**Requirement:**
Every line must be returned precisely as it is written.

* begin Records shown *

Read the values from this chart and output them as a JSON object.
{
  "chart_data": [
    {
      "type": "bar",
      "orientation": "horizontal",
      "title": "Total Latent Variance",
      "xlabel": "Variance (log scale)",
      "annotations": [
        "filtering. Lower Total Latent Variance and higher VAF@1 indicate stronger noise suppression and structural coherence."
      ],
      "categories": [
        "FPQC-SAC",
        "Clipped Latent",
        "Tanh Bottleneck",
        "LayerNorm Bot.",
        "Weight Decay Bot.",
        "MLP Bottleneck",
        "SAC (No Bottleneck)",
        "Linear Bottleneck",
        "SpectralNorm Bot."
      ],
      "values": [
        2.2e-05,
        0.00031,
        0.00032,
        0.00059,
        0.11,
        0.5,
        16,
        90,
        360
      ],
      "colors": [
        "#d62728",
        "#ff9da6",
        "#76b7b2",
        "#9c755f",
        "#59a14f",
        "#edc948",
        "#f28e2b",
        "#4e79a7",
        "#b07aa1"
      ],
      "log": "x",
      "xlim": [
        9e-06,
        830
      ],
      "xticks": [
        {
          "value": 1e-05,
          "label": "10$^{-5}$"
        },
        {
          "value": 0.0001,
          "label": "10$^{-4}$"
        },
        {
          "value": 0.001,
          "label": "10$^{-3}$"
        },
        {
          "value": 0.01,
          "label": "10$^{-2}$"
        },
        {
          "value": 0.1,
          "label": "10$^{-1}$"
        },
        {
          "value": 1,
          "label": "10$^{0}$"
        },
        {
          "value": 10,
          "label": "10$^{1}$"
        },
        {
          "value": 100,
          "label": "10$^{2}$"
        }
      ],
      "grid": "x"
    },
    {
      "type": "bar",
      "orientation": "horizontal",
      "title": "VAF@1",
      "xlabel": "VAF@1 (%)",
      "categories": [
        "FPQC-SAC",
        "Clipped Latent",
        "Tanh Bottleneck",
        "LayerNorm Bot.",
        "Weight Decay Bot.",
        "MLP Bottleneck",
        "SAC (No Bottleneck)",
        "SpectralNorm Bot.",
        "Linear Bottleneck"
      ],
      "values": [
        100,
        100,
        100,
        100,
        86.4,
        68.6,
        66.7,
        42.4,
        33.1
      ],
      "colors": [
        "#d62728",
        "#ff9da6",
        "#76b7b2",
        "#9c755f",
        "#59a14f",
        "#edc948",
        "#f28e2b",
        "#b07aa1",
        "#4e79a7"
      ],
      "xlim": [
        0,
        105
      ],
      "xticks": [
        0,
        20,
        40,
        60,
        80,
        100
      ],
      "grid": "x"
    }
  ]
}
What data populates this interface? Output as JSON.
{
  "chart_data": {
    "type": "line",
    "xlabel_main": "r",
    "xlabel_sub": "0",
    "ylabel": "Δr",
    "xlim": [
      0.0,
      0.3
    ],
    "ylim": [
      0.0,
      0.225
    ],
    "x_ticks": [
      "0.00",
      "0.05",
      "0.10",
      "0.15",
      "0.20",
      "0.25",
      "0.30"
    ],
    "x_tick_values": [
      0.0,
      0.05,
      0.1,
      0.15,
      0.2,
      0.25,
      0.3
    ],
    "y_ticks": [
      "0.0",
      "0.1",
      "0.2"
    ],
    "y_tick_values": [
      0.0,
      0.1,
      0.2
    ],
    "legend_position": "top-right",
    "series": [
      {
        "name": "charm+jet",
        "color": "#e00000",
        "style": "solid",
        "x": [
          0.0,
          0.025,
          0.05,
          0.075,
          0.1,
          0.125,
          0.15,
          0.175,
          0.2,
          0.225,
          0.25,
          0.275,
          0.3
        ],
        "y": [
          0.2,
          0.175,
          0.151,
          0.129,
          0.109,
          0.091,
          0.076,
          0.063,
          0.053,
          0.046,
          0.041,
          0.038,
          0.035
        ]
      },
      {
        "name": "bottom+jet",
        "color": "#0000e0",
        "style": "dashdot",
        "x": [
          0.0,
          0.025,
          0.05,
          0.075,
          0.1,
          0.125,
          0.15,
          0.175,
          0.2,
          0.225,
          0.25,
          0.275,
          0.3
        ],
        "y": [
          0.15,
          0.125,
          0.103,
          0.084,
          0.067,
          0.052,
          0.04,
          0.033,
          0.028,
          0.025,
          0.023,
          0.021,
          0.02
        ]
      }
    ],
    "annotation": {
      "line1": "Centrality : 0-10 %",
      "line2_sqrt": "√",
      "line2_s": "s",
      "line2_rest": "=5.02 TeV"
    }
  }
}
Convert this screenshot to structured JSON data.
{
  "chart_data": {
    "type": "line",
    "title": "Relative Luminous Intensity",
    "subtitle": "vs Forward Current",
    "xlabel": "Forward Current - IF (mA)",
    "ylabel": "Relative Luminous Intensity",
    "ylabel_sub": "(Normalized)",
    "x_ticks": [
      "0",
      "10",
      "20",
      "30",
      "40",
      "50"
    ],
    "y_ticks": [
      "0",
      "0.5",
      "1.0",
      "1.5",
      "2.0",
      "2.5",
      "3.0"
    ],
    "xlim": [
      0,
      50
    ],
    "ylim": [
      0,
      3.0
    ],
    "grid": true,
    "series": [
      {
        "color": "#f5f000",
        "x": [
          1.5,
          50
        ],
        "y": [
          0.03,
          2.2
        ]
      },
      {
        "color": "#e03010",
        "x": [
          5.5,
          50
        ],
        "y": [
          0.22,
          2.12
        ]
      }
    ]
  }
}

* end Records shown *

**Full answer:**
Read the values from this chart and output them as a JSON object.
{
  "chart_data": [
    {
      "type": "bar",
      "orientation": "horizontal",
      "title": "Total Latent Variance",
      "xlabel": "Variance (log scale)",
      "annotations": [
        "filtering. Lower Total Latent Variance and higher VAF@1 indicate stronger noise suppression and structural coherence."
      ],
      "categories": [
        "FPQC-SAC",
        "Clipped Latent",
        "Tanh Bottleneck",
        "LayerNorm Bot.",
        "Weight Decay Bot.",
        "MLP Bottleneck",
        "SAC (No Bottleneck)",
        "Linear Bottleneck",
        "SpectralNorm Bot."
      ],
      "values": [
        2.2e-05,
        0.00031,
        0.00032,
        0.00059,
        0.11,
        0.5,
        16,
        90,
        360
      ],
      "colors": [
        "#d62728",
        "#ff9da6",
        "#76b7b2",
        "#9c755f",
        "#59a14f",
        "#edc948",
        "#f28e2b",
        "#4e79a7",
        "#b07aa1"
      ],
      "log": "x",
      "xlim": [
        9e-06,
        830
      ],
      "xticks": [
        {
          "value": 1e-05,
          "label": "10$^{-5}$"
        },
        {
          "value": 0.0001,
          "label": "10$^{-4}$"
        },
        {
          "value": 0.001,
          "label": "10$^{-3}$"
        },
        {
          "value": 0.01,
          "label": "10$^{-2}$"
        },
        {
          "value": 0.1,
          "label": "10$^{-1}$"
        },
        {
          "value": 1,
          "label": "10$^{0}$"
        },
        {
          "value": 10,
          "label": "10$^{1}$"
        },
        {
          "value": 100,
          "label": "10$^{2}$"
        }
      ],
      "grid": "x"
    },
    {
      "type": "bar",
      "orientation": "horizontal",
      "title": "VAF@1",
      "xlabel": "VAF@1 (%)",
      "categories": [
        "FPQC-SAC",
        "Clipped Latent",
        "Tanh Bottleneck",
        "LayerNorm Bot.",
        "Weight Decay Bot.",
        "MLP Bottleneck",
        "SAC (No Bottleneck)",
        "SpectralNorm Bot.",
        "Linear Bottleneck"
      ],
      "values": [
        100,
        100,
        100,
        100,
        86.4,
        68.6,
        66.7,
        42.4,
        33.1
      ],
      "colors": [
        "#d62728",
        "#ff9da6",
        "#76b7b2",
        "#9c755f",
        "#59a14f",
        "#edc948",
        "#f28e2b",
        "#b07aa1",
        "#4e79a7"
      ],
      "xlim": [
        0,
        105
      ],
      "xticks": [
        0,
        20,
        40,
        60,
        80,
        100
      ],
      "grid": "x"
    }
  ]
}
What data populates this interface? Output as JSON.
{
  "chart_data": {
    "type": "line",
    "xlabel_main": "r",
    "xlabel_sub": "0",
    "ylabel": "Δr",
    "xlim": [
      0.0,
      0.3
    ],
    "ylim": [
      0.0,
      0.225
    ],
    "x_ticks": [
      "0.00",
      "0.05",
      "0.10",
      "0.15",
      "0.20",
      "0.25",
      "0.30"
    ],
    "x_tick_values": [
      0.0,
      0.05,
      0.1,
      0.15,
      0.2,
      0.25,
      0.3
    ],
    "y_ticks": [
      "0.0",
      "0.1",
      "0.2"
    ],
    "y_tick_values": [
      0.0,
      0.1,
      0.2
    ],
    "legend_position": "top-right",
    "series": [
      {
        "name": "charm+jet",
        "color": "#e00000",
        "style": "solid",
        "x": [
          0.0,
          0.025,
          0.05,
          0.075,
          0.1,
          0.125,
          0.15,
          0.175,
          0.2,
          0.225,
          0.25,
          0.275,
          0.3
        ],
        "y": [
          0.2,
          0.175,
          0.151,
          0.129,
          0.109,
          0.091,
          0.076,
          0.063,
          0.053,
          0.046,
          0.041,
          0.038,
          0.035
        ]
      },
      {
        "name": "bottom+jet",
        "color": "#0000e0",
        "style": "dashdot",
        "x": [
          0.0,
          0.025,
          0.05,
          0.075,
          0.1,
          0.125,
          0.15,
          0.175,
          0.2,
          0.225,
          0.25,
          0.275,
          0.3
        ],
        "y": [
          0.15,
          0.125,
          0.103,
          0.084,
          0.067,
          0.052,
          0.04,
          0.033,
          0.028,
          0.025,
          0.023,
          0.021,
          0.02
        ]
      }
    ],
    "annotation": {
      "line1": "Centrality : 0-10 %",
      "line2_sqrt": "√",
      "line2_s": "s",
      "line2_rest": "=5.02 TeV"
    }
  }
}
Convert this screenshot to structured JSON data.
{
  "chart_data": {
    "type": "line",
    "title": "Relative Luminous Intensity",
    "subtitle": "vs Forward Current",
    "xlabel": "Forward Current - IF (mA)",
    "ylabel": "Relative Luminous Intensity",
    "ylabel_sub": "(Normalized)",
    "x_ticks": [
      "0",
      "10",
      "20",
      "30",
      "40",
      "50"
    ],
    "y_ticks": [
      "0",
      "0.5",
      "1.0",
      "1.5",
      "2.0",
      "2.5",
      "3.0"
    ],
    "xlim": [
      0,
      50
    ],
    "ylim": [
      0,
      3.0
    ],
    "grid": true,
    "series": [
      {
        "color": "#f5f000",
        "x": [
          1.5,
          50
        ],
        "y": [
          0.03,
          2.2
        ]
      },
      {
        "color": "#e03010",
        "x": [
          5.5,
          50
        ],
        "y": [
          0.22,
          2.12
        ]
      }
    ]
  }
}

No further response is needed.